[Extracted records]
-------------------------
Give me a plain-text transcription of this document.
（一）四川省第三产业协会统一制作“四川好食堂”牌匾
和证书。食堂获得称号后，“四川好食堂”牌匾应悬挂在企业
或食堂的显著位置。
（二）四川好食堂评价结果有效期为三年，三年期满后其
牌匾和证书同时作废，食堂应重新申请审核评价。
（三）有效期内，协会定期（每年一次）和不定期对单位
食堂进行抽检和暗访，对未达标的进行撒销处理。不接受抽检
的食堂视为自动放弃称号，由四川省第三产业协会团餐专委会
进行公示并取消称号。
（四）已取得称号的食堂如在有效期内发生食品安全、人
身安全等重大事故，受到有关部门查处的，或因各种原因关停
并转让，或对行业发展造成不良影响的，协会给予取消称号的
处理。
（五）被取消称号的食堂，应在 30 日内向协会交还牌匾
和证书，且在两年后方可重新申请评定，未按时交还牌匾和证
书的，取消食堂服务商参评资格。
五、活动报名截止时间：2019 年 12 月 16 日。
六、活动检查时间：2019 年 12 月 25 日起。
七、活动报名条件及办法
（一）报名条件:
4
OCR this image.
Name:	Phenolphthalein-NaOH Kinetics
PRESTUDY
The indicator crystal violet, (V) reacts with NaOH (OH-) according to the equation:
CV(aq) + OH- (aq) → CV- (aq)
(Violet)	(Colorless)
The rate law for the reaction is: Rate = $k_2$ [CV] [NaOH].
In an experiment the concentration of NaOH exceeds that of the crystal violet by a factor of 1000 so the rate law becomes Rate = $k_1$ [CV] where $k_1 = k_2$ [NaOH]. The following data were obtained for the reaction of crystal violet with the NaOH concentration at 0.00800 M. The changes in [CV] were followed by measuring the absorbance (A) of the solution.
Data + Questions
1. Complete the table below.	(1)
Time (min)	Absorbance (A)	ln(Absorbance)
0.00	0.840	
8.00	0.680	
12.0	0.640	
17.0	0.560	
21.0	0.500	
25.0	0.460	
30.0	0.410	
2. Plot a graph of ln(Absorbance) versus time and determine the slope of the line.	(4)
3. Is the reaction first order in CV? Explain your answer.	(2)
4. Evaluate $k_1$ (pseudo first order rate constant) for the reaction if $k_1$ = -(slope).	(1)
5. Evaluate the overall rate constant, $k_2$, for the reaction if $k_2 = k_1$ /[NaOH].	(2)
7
-------------------------
State how many lines of the entries above include the word "NaOH", offering no text other than the number.

5